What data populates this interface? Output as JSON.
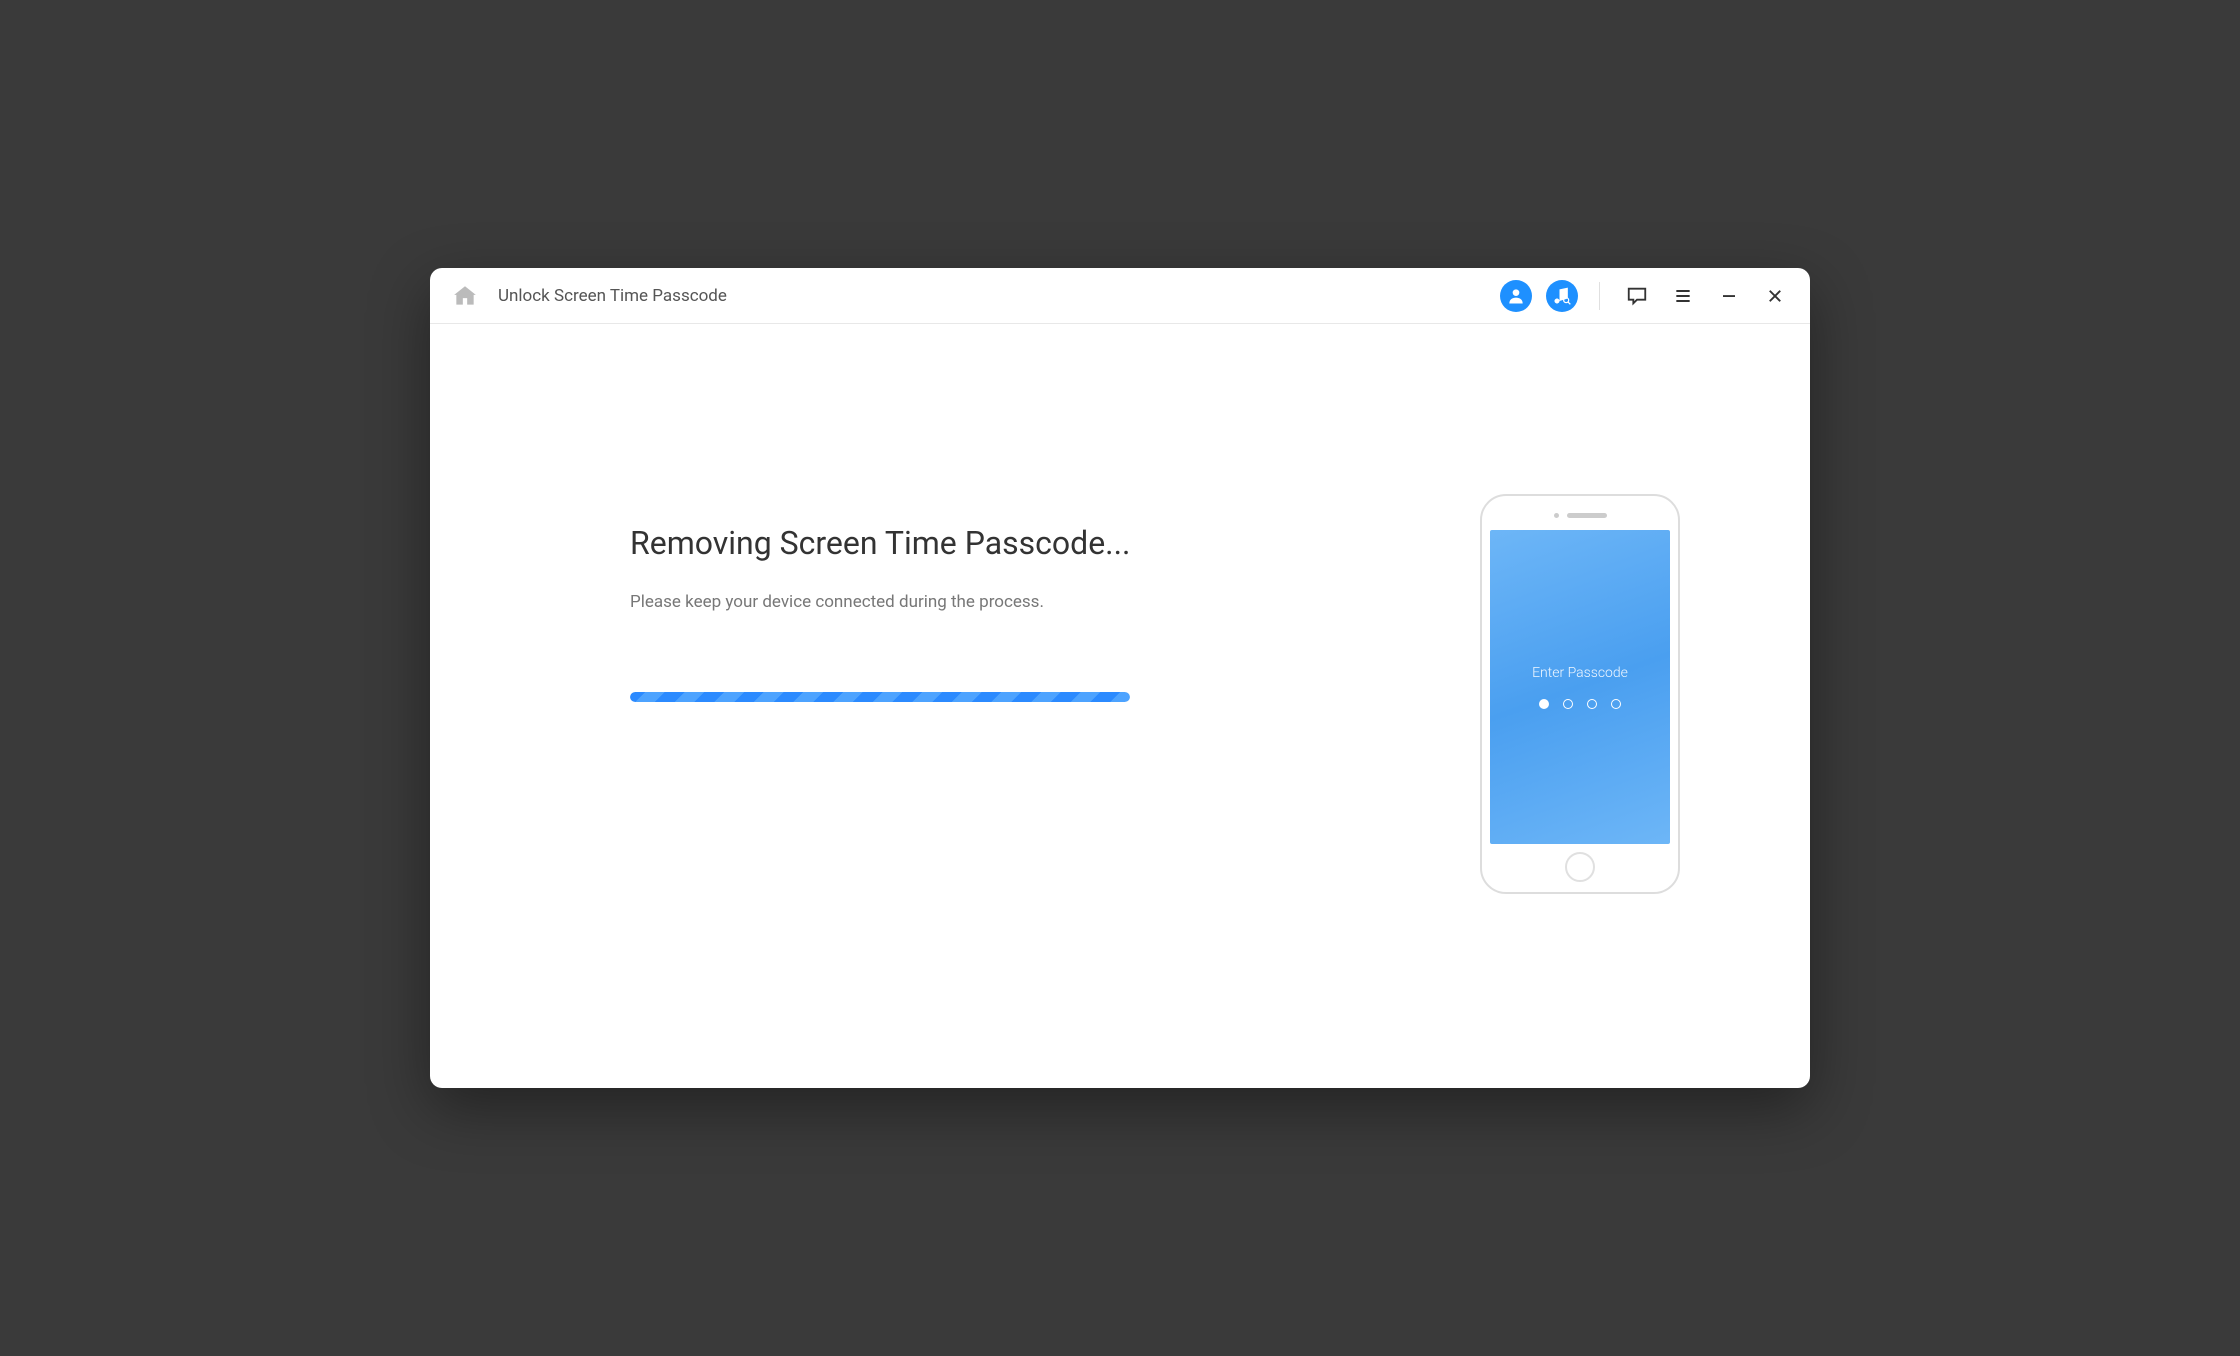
{
  "header": {
    "title": "Unlock Screen Time Passcode"
  },
  "main": {
    "heading": "Removing Screen Time Passcode...",
    "subtext": "Please keep your device connected during the process."
  },
  "phone": {
    "screen_label": "Enter Passcode"
  }
}
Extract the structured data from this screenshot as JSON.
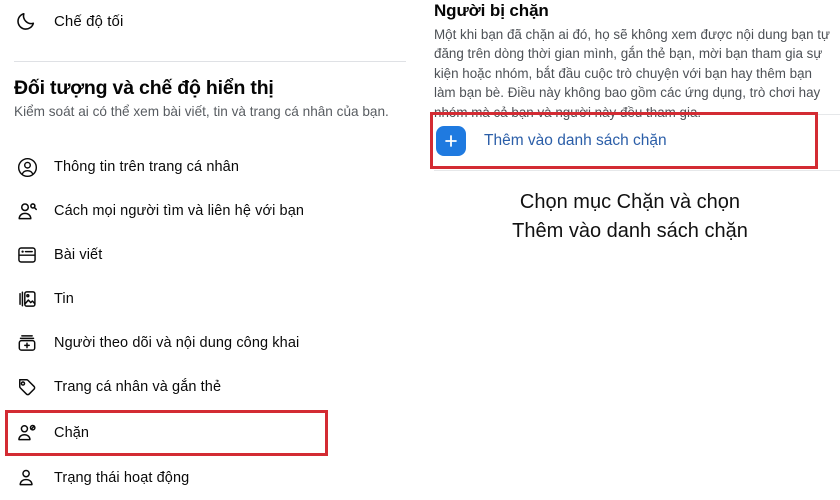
{
  "left": {
    "dark_mode": {
      "label": "Chế độ tối",
      "icon": "moon-icon"
    },
    "section": {
      "title": "Đối tượng và chế độ hiển thị",
      "subtitle": "Kiểm soát ai có thể xem bài viết, tin và trang cá nhân của bạn."
    },
    "items": [
      {
        "label": "Thông tin trên trang cá nhân",
        "icon": "user-circle-icon",
        "selected": false
      },
      {
        "label": "Cách mọi người tìm và liên hệ với bạn",
        "icon": "user-search-icon",
        "selected": false
      },
      {
        "label": "Bài viết",
        "icon": "post-card-icon",
        "selected": false
      },
      {
        "label": "Tin",
        "icon": "stories-photo-icon",
        "selected": false
      },
      {
        "label": "Người theo dõi và nội dung công khai",
        "icon": "follower-plus-icon",
        "selected": false
      },
      {
        "label": "Trang cá nhân và gắn thẻ",
        "icon": "tag-icon",
        "selected": false
      },
      {
        "label": "Chặn",
        "icon": "user-block-icon",
        "selected": true
      },
      {
        "label": "Trạng thái hoạt động",
        "icon": "user-active-icon",
        "selected": false
      }
    ]
  },
  "right": {
    "title": "Người bị chặn",
    "body": "Một khi bạn đã chặn ai đó, họ sẽ không xem được nội dung bạn tự đăng trên dòng thời gian mình, gắn thẻ bạn, mời bạn tham gia sự kiện hoặc nhóm, bắt đầu cuộc trò chuyện với bạn hay thêm bạn làm bạn bè. Điều này không bao gồm các ứng dụng, trò chơi hay nhóm mà cả bạn và người này đều tham gia.",
    "add_button": {
      "label": "Thêm vào danh sách chặn",
      "icon": "plus-icon"
    },
    "caption_line1": "Chọn mục Chặn và chọn",
    "caption_line2": "Thêm vào danh sách chặn"
  },
  "colors": {
    "highlight": "#d32b33",
    "accent_blue": "#1f7ae0",
    "link_blue": "#2b5ea8",
    "text_primary": "#050505",
    "text_secondary": "#585c61"
  }
}
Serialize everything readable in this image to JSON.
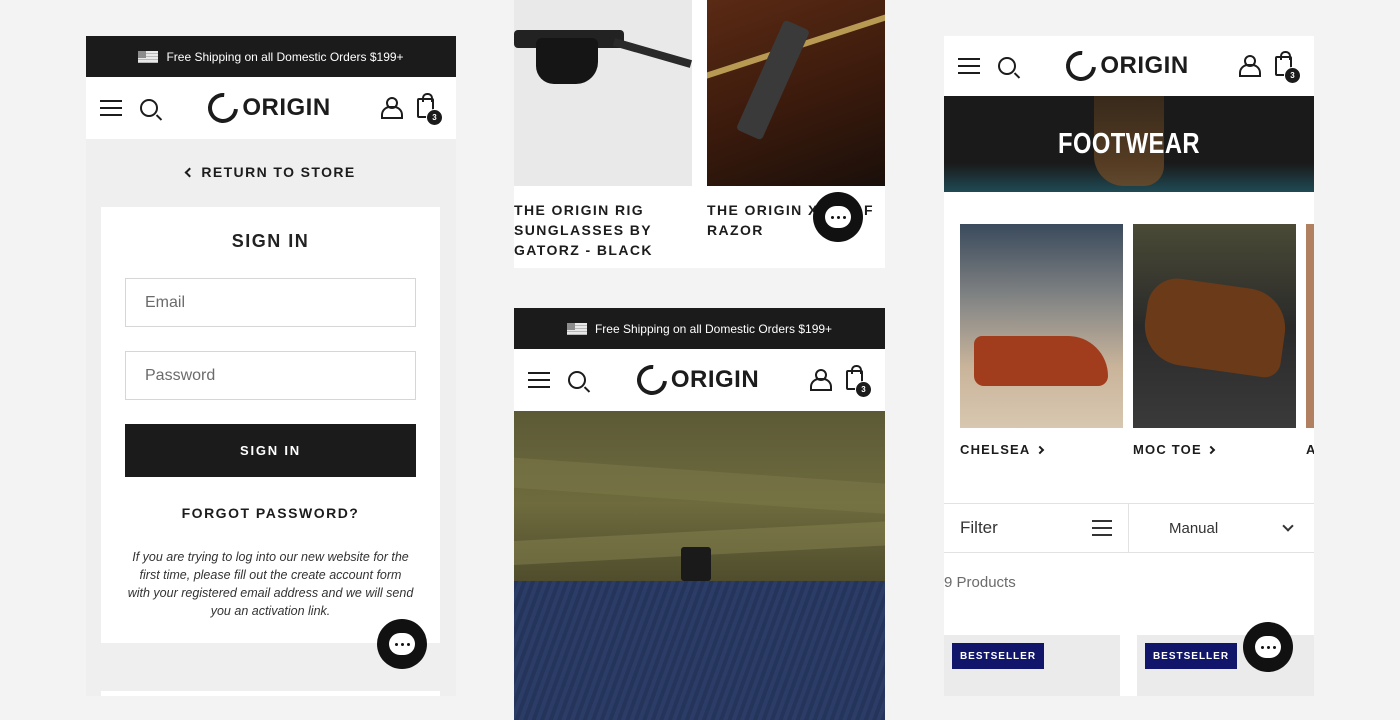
{
  "promo": {
    "text": "Free Shipping on all Domestic Orders $199+"
  },
  "brand": {
    "name": "ORIGIN"
  },
  "cart": {
    "count": "3"
  },
  "signin_panel": {
    "return_label": "RETURN TO STORE",
    "heading": "SIGN IN",
    "email_placeholder": "Email",
    "password_placeholder": "Password",
    "submit_label": "SIGN IN",
    "forgot_label": "FORGOT PASSWORD?",
    "help_text": "If you are trying to log into our new website for the first time, please fill out the create account form with your registered email address and we will send you an activation link."
  },
  "products": {
    "items": [
      {
        "title": "THE ORIGIN RIG SUNGLASSES BY GATORZ - BLACK"
      },
      {
        "title": "THE ORIGIN X",
        "title_tail": "F",
        "title_line2": "RAZOR"
      }
    ]
  },
  "footwear": {
    "banner": "FOOTWEAR",
    "categories": [
      {
        "label": "CHELSEA"
      },
      {
        "label": "MOC TOE"
      },
      {
        "label": "A"
      }
    ],
    "filter_label": "Filter",
    "sort_value": "Manual",
    "count_text": "9 Products",
    "badges": [
      "BESTSELLER",
      "BESTSELLER"
    ]
  },
  "colors": {
    "dark": "#1b1b1b",
    "badge_navy": "#12166b",
    "light_gray": "#ebebeb"
  }
}
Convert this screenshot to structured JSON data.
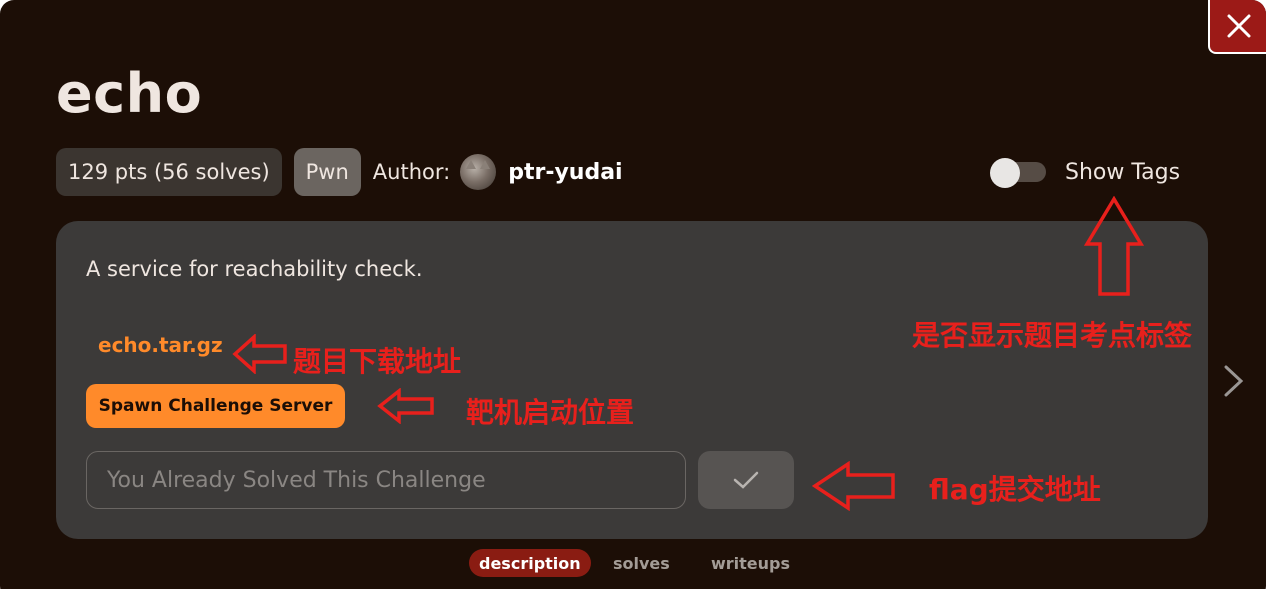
{
  "modal": {
    "title": "echo",
    "points_badge": "129 pts (56 solves)",
    "category_badge": "Pwn",
    "author_label": "Author:",
    "author_name": "ptr-yudai",
    "show_tags_label": "Show Tags",
    "show_tags_on": false,
    "description": "A service for reachability check.",
    "file_link": "echo.tar.gz",
    "spawn_button": "Spawn Challenge Server",
    "flag_input_placeholder": "You Already Solved This Challenge",
    "tabs": [
      {
        "label": "description",
        "active": true
      },
      {
        "label": "solves",
        "active": false
      },
      {
        "label": "writeups",
        "active": false
      }
    ]
  },
  "annotations": {
    "show_tags_note": "是否显示题目考点标签",
    "file_note": "题目下载地址",
    "spawn_note": "靶机启动位置",
    "flag_note": "flag提交地址"
  },
  "icons": {
    "close": "close-icon",
    "submit": "checkmark-icon",
    "next": "chevron-right-icon"
  },
  "colors": {
    "background": "#1c0e06",
    "card": "#3c3a39",
    "accent": "#ff8a2a",
    "close_button": "#9c1a17",
    "active_tab": "#8a1c12",
    "annotation": "#e8201c"
  }
}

===============

- _What is being asked_
Reproduce every line from the entries that holds the word "danh".

- _Solution to this exercise_
      "label": "Thêm vào danh sách chặn",
    "caption_line2": "Thêm vào danh sách chặn"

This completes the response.